*Work to do:*
Collect all lines from the records below that include the word "потребителя".

*Record list:*
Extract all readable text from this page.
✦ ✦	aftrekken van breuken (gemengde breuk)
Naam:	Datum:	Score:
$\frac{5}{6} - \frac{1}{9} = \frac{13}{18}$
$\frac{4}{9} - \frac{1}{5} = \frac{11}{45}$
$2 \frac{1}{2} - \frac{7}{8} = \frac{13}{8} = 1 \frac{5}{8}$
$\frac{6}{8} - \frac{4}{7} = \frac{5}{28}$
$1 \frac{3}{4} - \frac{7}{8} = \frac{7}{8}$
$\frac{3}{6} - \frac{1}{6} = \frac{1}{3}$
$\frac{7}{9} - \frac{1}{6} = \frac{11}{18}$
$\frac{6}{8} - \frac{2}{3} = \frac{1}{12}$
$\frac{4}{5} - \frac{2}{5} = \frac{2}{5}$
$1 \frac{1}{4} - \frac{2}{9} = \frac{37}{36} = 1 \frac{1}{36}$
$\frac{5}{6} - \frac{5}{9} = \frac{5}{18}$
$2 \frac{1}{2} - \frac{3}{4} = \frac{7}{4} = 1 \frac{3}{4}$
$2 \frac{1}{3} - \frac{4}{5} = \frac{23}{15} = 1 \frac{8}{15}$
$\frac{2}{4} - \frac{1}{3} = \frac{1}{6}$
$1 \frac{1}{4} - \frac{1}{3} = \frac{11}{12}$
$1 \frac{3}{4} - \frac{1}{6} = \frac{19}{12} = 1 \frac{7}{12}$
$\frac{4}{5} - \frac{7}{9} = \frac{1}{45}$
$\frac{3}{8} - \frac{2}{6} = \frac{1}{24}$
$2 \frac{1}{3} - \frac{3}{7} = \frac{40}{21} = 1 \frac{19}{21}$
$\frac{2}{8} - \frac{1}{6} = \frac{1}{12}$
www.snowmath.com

--

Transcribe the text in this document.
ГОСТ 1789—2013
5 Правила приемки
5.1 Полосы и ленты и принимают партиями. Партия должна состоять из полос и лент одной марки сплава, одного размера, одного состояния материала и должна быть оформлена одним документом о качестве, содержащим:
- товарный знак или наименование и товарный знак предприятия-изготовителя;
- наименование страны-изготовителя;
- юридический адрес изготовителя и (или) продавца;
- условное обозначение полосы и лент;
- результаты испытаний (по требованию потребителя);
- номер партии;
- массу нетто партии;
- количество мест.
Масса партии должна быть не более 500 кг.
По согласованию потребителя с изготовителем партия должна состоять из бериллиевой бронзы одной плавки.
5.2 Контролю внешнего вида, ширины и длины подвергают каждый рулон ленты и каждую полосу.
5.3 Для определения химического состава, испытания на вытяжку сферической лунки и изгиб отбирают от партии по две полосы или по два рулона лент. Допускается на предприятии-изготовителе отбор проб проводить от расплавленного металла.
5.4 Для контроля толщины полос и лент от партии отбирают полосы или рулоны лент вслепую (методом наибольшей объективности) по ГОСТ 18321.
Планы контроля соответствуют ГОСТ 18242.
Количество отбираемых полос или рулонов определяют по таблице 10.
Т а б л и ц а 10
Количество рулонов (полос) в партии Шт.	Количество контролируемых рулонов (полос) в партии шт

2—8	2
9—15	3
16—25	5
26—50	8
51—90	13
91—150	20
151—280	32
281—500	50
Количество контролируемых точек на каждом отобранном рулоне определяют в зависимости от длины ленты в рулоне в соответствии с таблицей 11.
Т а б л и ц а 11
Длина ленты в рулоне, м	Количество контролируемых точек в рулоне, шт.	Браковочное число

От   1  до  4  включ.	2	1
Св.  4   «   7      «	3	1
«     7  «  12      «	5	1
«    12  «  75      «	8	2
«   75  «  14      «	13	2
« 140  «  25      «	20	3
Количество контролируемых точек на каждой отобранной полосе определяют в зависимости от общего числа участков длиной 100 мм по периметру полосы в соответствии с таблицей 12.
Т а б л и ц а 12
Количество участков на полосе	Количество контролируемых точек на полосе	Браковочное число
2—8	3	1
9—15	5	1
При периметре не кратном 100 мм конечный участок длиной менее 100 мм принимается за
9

...

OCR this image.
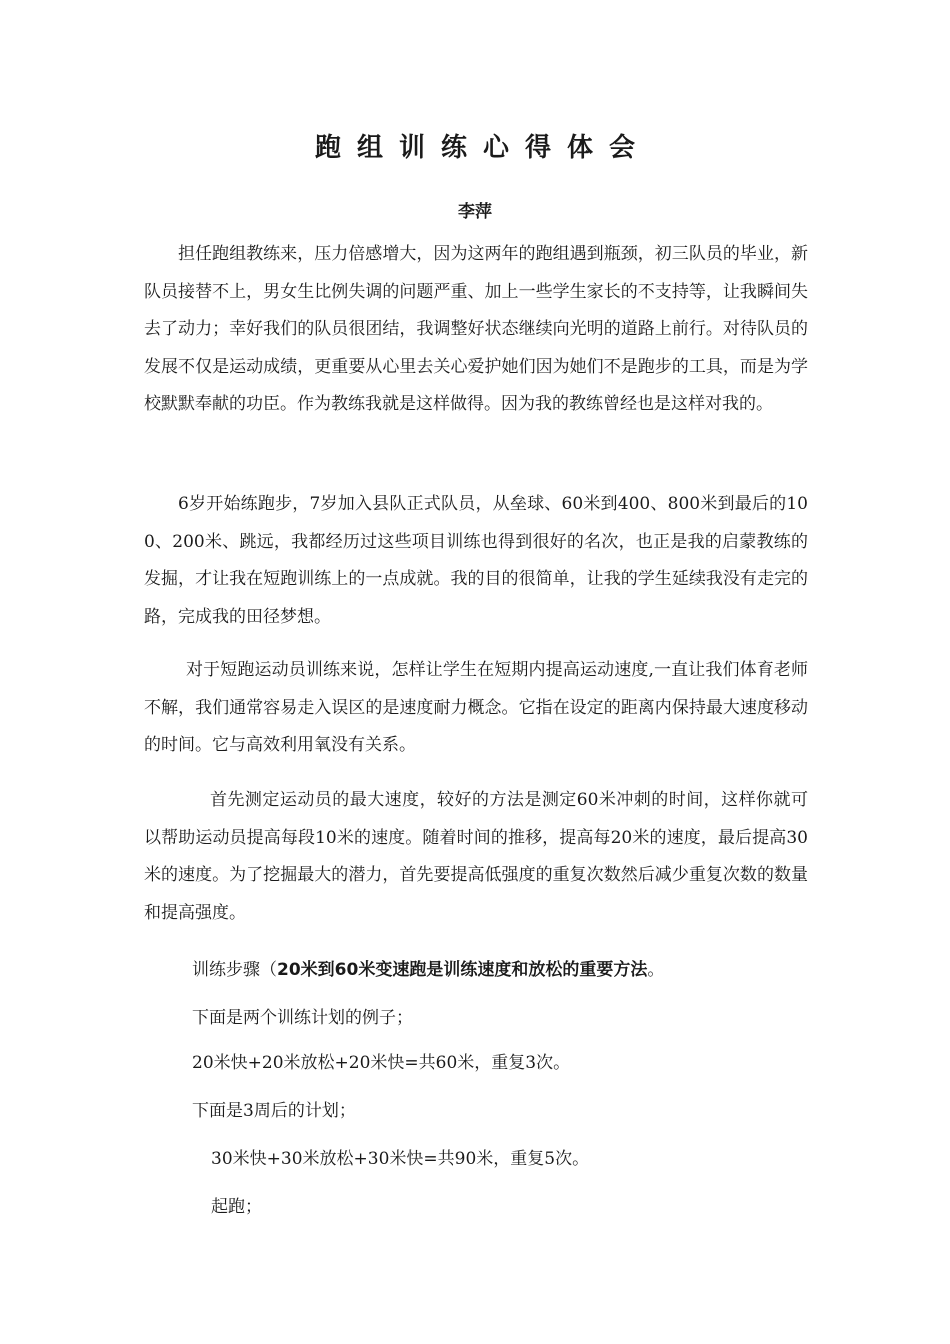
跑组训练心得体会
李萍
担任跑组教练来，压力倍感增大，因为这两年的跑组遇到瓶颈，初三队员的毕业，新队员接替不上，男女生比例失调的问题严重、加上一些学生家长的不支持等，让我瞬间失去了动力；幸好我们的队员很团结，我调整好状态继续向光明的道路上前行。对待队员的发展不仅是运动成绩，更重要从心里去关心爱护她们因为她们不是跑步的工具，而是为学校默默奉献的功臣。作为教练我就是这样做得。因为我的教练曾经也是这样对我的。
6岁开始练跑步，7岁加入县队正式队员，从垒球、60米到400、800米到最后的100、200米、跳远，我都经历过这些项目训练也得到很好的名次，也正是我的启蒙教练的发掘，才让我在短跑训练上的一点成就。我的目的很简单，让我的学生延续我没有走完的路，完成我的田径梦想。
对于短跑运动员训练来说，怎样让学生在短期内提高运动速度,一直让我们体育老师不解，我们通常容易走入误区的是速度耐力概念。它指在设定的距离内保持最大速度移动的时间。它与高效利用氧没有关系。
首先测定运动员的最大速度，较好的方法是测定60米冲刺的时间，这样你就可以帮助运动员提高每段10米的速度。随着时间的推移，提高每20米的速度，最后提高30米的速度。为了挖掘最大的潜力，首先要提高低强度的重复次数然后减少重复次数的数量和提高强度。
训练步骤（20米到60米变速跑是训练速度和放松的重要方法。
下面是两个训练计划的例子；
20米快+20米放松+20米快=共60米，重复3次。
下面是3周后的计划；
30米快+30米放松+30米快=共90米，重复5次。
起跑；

*Final result:*
- результаты испытаний (по требованию потребителя);
По согласованию потребителя с изготовителем партия должна состоять из бериллиевой бронзы одной плавки.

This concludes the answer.